_Work instructions_.
Take the material and output all of it exactly.

_Data shown_.
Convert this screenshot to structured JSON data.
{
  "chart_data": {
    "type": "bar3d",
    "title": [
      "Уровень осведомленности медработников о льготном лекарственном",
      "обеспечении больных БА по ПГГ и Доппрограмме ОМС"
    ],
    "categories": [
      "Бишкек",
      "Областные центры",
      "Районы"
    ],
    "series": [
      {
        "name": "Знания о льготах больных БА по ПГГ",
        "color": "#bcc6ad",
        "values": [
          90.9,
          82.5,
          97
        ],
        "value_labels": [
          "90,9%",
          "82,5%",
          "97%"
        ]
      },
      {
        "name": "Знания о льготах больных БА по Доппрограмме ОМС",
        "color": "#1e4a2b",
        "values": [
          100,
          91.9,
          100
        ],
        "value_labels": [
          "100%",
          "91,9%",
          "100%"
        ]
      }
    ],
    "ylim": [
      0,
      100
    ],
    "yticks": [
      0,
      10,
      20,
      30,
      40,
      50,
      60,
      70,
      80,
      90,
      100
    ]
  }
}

_Result for this task_.
Convert this screenshot to structured JSON data.
{
  "chart_data": {
    "type": "bar3d",
    "title": [
      "Уровень осведомленности медработников о льготном лекарственном",
      "обеспечении больных БА по ПГГ и Доппрограмме ОМС"
    ],
    "categories": [
      "Бишкек",
      "Областные центры",
      "Районы"
    ],
    "series": [
      {
        "name": "Знания о льготах больных БА по ПГГ",
        "color": "#bcc6ad",
        "values": [
          90.9,
          82.5,
          97
        ],
        "value_labels": [
          "90,9%",
          "82,5%",
          "97%"
        ]
      },
      {
        "name": "Знания о льготах больных БА по Доппрограмме ОМС",
        "color": "#1e4a2b",
        "values": [
          100,
          91.9,
          100
        ],
        "value_labels": [
          "100%",
          "91,9%",
          "100%"
        ]
      }
    ],
    "ylim": [
      0,
      100
    ],
    "yticks": [
      0,
      10,
      20,
      30,
      40,
      50,
      60,
      70,
      80,
      90,
      100
    ]
  }
}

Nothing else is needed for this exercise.